Supplied records —
'''

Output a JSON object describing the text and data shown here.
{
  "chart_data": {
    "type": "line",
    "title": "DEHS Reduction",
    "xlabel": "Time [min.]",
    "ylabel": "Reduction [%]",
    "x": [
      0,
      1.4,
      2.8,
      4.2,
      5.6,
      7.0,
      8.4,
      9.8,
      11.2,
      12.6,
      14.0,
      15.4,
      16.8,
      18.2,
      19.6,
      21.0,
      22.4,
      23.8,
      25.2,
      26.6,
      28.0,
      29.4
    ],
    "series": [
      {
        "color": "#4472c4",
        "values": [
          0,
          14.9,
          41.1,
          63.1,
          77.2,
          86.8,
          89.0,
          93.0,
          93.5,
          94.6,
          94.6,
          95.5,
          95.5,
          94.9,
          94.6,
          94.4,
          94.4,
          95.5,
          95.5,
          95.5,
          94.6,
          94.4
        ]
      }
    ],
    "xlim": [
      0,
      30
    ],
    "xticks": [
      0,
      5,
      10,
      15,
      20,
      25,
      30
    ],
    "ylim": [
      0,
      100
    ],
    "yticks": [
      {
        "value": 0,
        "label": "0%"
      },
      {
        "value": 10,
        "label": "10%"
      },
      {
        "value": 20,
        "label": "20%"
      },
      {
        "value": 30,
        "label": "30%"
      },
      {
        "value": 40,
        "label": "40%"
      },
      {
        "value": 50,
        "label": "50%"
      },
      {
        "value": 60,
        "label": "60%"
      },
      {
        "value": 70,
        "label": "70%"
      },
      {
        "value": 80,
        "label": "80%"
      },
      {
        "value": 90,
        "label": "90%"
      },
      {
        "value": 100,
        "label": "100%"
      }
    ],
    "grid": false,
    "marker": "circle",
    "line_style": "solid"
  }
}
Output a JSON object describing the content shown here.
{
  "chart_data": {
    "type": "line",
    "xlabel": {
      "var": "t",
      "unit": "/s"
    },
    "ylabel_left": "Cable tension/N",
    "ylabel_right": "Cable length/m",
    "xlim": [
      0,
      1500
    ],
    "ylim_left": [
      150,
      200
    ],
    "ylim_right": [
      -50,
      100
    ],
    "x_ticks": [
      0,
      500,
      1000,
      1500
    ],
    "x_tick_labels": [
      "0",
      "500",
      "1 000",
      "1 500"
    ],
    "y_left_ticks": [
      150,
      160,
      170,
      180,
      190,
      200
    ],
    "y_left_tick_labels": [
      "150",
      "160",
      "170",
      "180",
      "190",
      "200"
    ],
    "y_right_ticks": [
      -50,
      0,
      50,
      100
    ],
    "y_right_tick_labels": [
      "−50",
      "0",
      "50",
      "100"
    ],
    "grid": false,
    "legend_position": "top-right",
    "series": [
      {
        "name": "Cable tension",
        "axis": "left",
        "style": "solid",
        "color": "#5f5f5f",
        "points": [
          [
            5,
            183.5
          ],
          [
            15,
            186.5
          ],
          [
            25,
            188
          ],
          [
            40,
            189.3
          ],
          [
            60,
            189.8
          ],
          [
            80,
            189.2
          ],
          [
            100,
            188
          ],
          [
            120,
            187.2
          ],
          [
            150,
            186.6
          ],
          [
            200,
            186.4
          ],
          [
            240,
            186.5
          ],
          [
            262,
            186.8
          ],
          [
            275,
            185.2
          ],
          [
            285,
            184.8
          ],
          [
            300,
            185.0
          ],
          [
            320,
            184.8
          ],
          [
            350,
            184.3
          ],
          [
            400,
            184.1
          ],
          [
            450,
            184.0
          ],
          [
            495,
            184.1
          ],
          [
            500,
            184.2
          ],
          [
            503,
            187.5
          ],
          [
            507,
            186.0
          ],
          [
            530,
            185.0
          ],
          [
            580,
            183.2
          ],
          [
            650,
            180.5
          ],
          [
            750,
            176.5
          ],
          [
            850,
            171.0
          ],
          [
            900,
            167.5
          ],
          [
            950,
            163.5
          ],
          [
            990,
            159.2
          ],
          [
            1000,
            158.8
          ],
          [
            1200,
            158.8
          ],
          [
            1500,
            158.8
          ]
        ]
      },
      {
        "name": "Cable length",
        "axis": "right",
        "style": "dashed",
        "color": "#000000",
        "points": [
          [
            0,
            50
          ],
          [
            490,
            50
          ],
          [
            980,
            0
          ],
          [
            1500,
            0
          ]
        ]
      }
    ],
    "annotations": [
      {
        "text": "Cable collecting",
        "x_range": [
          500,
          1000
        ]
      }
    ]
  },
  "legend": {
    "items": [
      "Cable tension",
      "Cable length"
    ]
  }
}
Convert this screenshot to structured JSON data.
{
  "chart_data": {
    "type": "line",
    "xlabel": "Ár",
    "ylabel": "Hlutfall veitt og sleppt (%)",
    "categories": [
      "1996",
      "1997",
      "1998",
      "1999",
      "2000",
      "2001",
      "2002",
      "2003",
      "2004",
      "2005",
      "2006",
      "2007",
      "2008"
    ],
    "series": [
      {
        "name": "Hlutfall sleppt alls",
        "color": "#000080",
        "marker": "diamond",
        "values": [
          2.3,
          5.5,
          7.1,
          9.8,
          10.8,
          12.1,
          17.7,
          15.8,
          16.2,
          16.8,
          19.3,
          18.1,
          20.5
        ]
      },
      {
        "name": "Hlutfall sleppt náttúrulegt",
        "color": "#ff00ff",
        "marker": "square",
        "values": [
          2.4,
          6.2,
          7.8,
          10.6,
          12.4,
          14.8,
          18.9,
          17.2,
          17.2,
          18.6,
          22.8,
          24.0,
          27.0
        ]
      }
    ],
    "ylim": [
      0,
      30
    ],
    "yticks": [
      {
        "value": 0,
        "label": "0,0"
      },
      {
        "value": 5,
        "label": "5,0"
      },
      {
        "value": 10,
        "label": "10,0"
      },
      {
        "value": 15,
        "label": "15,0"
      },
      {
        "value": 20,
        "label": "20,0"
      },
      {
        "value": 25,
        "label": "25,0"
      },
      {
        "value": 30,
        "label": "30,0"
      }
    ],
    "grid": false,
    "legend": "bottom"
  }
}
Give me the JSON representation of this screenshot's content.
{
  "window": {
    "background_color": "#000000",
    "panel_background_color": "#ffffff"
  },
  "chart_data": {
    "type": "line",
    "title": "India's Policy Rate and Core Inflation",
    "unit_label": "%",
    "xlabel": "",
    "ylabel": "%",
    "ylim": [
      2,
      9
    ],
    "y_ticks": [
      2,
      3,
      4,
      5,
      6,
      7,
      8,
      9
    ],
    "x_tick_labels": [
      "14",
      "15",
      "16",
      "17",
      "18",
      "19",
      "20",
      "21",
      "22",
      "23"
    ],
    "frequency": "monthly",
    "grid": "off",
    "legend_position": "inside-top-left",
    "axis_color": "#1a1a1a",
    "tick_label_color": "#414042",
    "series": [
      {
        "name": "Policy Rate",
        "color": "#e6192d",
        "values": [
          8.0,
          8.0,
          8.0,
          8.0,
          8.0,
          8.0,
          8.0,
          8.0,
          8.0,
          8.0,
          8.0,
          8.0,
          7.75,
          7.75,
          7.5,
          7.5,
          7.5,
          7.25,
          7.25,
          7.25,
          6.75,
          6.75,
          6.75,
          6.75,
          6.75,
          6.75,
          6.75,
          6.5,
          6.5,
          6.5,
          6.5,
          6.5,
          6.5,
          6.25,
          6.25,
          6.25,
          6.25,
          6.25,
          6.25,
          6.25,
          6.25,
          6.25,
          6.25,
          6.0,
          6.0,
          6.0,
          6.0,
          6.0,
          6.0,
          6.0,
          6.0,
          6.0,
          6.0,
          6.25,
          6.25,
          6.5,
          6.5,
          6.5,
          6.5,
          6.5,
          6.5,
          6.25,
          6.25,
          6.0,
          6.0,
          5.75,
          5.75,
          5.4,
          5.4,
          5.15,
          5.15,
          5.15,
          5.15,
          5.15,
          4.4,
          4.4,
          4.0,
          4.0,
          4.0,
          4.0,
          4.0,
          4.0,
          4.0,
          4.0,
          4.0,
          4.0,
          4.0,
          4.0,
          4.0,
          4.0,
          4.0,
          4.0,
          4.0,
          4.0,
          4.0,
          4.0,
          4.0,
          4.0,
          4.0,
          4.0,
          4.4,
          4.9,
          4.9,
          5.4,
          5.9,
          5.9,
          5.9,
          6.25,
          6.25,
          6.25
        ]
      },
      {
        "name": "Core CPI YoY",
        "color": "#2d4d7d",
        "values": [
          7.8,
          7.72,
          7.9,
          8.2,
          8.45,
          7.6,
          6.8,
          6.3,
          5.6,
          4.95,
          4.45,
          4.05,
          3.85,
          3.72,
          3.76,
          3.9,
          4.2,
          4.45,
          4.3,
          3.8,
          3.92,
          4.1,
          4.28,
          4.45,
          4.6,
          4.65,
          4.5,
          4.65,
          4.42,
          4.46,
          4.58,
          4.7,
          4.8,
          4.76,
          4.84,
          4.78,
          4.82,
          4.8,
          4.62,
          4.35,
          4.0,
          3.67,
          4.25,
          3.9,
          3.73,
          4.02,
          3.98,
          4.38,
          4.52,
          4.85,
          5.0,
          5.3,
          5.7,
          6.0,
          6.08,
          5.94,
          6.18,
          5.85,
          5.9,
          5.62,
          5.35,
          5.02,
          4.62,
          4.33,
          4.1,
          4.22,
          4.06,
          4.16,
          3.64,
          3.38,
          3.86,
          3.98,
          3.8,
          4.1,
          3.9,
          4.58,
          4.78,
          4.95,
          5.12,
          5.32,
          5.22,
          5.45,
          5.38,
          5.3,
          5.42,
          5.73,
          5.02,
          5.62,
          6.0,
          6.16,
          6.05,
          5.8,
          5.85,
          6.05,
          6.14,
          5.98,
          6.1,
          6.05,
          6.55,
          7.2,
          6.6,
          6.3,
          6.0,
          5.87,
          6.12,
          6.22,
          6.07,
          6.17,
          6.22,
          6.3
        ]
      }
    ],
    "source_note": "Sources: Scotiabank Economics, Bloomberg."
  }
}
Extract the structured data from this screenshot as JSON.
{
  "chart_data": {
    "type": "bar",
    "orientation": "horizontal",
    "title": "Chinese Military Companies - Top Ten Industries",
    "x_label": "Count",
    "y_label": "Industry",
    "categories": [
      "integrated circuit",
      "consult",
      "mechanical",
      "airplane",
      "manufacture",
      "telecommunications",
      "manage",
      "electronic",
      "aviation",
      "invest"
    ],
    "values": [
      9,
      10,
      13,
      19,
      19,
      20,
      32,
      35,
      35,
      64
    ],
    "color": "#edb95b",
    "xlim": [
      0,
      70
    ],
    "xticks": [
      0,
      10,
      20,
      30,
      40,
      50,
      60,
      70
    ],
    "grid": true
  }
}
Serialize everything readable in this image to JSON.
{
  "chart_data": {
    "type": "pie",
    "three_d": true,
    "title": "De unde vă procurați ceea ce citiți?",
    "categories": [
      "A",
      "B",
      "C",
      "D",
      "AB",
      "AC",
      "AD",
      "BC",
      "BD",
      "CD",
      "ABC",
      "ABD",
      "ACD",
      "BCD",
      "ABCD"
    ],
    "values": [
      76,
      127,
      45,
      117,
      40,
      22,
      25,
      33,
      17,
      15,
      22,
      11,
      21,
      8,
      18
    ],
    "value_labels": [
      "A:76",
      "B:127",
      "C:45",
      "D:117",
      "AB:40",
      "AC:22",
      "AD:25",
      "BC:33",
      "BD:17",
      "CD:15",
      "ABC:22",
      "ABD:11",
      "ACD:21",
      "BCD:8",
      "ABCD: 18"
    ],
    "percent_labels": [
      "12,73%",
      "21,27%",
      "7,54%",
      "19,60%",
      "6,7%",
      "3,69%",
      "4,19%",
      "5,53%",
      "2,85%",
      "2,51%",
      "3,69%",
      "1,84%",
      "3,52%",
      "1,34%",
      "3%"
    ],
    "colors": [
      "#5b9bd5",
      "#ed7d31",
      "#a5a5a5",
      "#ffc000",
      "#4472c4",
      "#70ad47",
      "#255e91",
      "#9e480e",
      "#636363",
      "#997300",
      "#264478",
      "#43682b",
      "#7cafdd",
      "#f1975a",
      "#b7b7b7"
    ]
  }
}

'''

Prompt —
Scan the listing above for the word "sleppt" and show each line where it is found.

Response for this exercise —
    "ylabel": "Hlutfall veitt og sleppt (%)",
        "name": "Hlutfall sleppt alls",
        "name": "Hlutfall sleppt náttúrulegt",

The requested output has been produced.